» Problem details
Write out the listing beneath this instruction in its entirety, exactly as it reads.

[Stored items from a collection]
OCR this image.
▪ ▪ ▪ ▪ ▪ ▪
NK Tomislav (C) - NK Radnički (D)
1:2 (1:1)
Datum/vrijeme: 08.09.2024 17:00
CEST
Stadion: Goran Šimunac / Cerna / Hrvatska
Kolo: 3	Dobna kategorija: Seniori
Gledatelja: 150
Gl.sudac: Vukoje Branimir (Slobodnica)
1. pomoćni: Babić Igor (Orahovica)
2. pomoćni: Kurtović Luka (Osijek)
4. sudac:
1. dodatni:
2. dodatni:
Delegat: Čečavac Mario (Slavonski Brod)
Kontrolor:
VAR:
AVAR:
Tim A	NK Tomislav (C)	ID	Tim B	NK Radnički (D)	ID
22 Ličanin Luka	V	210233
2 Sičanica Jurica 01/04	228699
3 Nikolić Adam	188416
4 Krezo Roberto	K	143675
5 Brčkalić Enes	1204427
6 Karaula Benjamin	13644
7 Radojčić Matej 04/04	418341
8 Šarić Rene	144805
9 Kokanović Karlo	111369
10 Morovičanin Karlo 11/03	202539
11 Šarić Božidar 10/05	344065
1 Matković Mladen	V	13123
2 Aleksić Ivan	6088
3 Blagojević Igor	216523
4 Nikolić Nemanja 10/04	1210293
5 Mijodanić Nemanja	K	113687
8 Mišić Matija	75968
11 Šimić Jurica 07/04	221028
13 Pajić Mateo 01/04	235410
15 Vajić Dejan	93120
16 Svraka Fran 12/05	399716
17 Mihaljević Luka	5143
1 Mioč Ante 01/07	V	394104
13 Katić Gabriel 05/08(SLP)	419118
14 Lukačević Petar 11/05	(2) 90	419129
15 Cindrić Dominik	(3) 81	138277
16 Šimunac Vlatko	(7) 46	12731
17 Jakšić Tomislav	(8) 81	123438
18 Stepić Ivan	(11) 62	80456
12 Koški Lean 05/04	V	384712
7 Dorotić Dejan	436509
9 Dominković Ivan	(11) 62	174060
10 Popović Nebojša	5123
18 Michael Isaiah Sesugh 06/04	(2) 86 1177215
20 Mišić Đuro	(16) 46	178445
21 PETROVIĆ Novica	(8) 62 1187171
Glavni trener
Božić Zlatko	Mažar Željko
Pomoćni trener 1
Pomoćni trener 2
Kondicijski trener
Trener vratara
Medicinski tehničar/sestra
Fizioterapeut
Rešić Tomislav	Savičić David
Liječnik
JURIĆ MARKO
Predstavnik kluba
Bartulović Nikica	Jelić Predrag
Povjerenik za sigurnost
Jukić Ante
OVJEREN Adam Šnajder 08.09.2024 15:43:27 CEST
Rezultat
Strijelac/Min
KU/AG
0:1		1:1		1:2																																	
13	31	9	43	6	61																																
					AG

» Answer to this problem
OCR this image.
▪ ▪ ▪ ▪ ▪ ▪
NK Tomislav (C) - NK Radnički (D)
1:2 (1:1)
Datum/vrijeme: 08.09.2024 17:00
CEST
Stadion: Goran Šimunac / Cerna / Hrvatska
Kolo: 3	Dobna kategorija: Seniori
Gledatelja: 150
Gl.sudac: Vukoje Branimir (Slobodnica)
1. pomoćni: Babić Igor (Orahovica)
2. pomoćni: Kurtović Luka (Osijek)
4. sudac:
1. dodatni:
2. dodatni:
Delegat: Čečavac Mario (Slavonski Brod)
Kontrolor:
VAR:
AVAR:
Tim A	NK Tomislav (C)	ID	Tim B	NK Radnički (D)	ID
22 Ličanin Luka	V	210233
2 Sičanica Jurica 01/04	228699
3 Nikolić Adam	188416
4 Krezo Roberto	K	143675
5 Brčkalić Enes	1204427
6 Karaula Benjamin	13644
7 Radojčić Matej 04/04	418341
8 Šarić Rene	144805
9 Kokanović Karlo	111369
10 Morovičanin Karlo 11/03	202539
11 Šarić Božidar 10/05	344065
1 Matković Mladen	V	13123
2 Aleksić Ivan	6088
3 Blagojević Igor	216523
4 Nikolić Nemanja 10/04	1210293
5 Mijodanić Nemanja	K	113687
8 Mišić Matija	75968
11 Šimić Jurica 07/04	221028
13 Pajić Mateo 01/04	235410
15 Vajić Dejan	93120
16 Svraka Fran 12/05	399716
17 Mihaljević Luka	5143
1 Mioč Ante 01/07	V	394104
13 Katić Gabriel 05/08(SLP)	419118
14 Lukačević Petar 11/05	(2) 90	419129
15 Cindrić Dominik	(3) 81	138277
16 Šimunac Vlatko	(7) 46	12731
17 Jakšić Tomislav	(8) 81	123438
18 Stepić Ivan	(11) 62	80456
12 Koški Lean 05/04	V	384712
7 Dorotić Dejan	436509
9 Dominković Ivan	(11) 62	174060
10 Popović Nebojša	5123
18 Michael Isaiah Sesugh 06/04	(2) 86 1177215
20 Mišić Đuro	(16) 46	178445
21 PETROVIĆ Novica	(8) 62 1187171
Glavni trener
Božić Zlatko	Mažar Željko
Pomoćni trener 1
Pomoćni trener 2
Kondicijski trener
Trener vratara
Medicinski tehničar/sestra
Fizioterapeut
Rešić Tomislav	Savičić David
Liječnik
JURIĆ MARKO
Predstavnik kluba
Bartulović Nikica	Jelić Predrag
Povjerenik za sigurnost
Jukić Ante
OVJEREN Adam Šnajder 08.09.2024 15:43:27 CEST
Rezultat
Strijelac/Min
KU/AG
0:1		1:1		1:2																																	
13	31	9	43	6	61																																
					AG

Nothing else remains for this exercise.